BEGIN

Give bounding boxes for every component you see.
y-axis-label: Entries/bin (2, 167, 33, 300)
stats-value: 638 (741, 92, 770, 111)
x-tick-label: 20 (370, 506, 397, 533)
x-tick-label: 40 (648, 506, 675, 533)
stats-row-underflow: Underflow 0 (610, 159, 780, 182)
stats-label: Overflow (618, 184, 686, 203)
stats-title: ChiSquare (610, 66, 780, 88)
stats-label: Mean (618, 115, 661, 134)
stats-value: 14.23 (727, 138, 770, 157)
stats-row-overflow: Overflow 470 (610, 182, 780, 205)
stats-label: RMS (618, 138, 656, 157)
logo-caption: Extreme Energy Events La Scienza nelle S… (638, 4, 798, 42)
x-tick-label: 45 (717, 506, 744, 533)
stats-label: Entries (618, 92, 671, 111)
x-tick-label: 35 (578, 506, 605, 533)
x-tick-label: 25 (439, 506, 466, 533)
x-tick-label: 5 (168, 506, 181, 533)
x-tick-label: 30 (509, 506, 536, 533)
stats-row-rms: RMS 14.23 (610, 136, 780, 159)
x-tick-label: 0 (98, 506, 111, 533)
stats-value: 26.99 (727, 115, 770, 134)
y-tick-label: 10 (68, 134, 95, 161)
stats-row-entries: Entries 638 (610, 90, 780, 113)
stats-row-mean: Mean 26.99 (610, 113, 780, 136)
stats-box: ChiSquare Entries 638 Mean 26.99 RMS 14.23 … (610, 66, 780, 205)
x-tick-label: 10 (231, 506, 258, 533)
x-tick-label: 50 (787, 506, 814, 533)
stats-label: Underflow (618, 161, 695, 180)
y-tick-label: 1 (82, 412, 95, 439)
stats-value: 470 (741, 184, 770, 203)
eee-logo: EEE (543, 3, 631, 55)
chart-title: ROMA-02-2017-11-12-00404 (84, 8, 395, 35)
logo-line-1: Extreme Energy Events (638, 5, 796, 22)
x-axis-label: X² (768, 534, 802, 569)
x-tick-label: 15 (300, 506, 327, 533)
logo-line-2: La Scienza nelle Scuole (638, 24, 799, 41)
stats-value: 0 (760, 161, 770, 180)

END

▶ _SHORT TASK_
Change each "x-tick-label" in the records to "x-axis-tick" and leave every other part of the lines untouched.

▶ _THE RESULT_
Give bounding boxes for every component you see.
y-axis-label: Entries/bin (2, 167, 33, 300)
stats-value: 638 (741, 92, 770, 111)
x-axis-tick: 20 (370, 506, 397, 533)
x-axis-tick: 40 (648, 506, 675, 533)
stats-row-underflow: Underflow 0 (610, 159, 780, 182)
stats-label: Overflow (618, 184, 686, 203)
stats-title: ChiSquare (610, 66, 780, 88)
stats-label: Mean (618, 115, 661, 134)
stats-value: 14.23 (727, 138, 770, 157)
stats-row-overflow: Overflow 470 (610, 182, 780, 205)
stats-label: RMS (618, 138, 656, 157)
logo-caption: Extreme Energy Events La Scienza nelle S… (638, 4, 798, 42)
x-axis-tick: 45 (717, 506, 744, 533)
stats-label: Entries (618, 92, 671, 111)
x-axis-tick: 35 (578, 506, 605, 533)
x-axis-tick: 25 (439, 506, 466, 533)
x-axis-tick: 5 (168, 506, 181, 533)
x-axis-tick: 30 (509, 506, 536, 533)
stats-row-rms: RMS 14.23 (610, 136, 780, 159)
x-axis-tick: 0 (98, 506, 111, 533)
stats-value: 26.99 (727, 115, 770, 134)
y-tick-label: 10 (68, 134, 95, 161)
stats-row-entries: Entries 638 (610, 90, 780, 113)
stats-row-mean: Mean 26.99 (610, 113, 780, 136)
stats-box: ChiSquare Entries 638 Mean 26.99 RMS 14.23 … (610, 66, 780, 205)
x-axis-tick: 10 (231, 506, 258, 533)
x-axis-tick: 50 (787, 506, 814, 533)
stats-label: Underflow (618, 161, 695, 180)
y-tick-label: 1 (82, 412, 95, 439)
stats-value: 470 (741, 184, 770, 203)
eee-logo: EEE (543, 3, 631, 55)
chart-title: ROMA-02-2017-11-12-00404 (84, 8, 395, 35)
logo-line-1: Extreme Energy Events (638, 5, 796, 22)
x-axis-label: X² (768, 534, 802, 569)
x-axis-tick: 15 (300, 506, 327, 533)
logo-line-2: La Scienza nelle Scuole (638, 24, 799, 41)
stats-value: 0 (760, 161, 770, 180)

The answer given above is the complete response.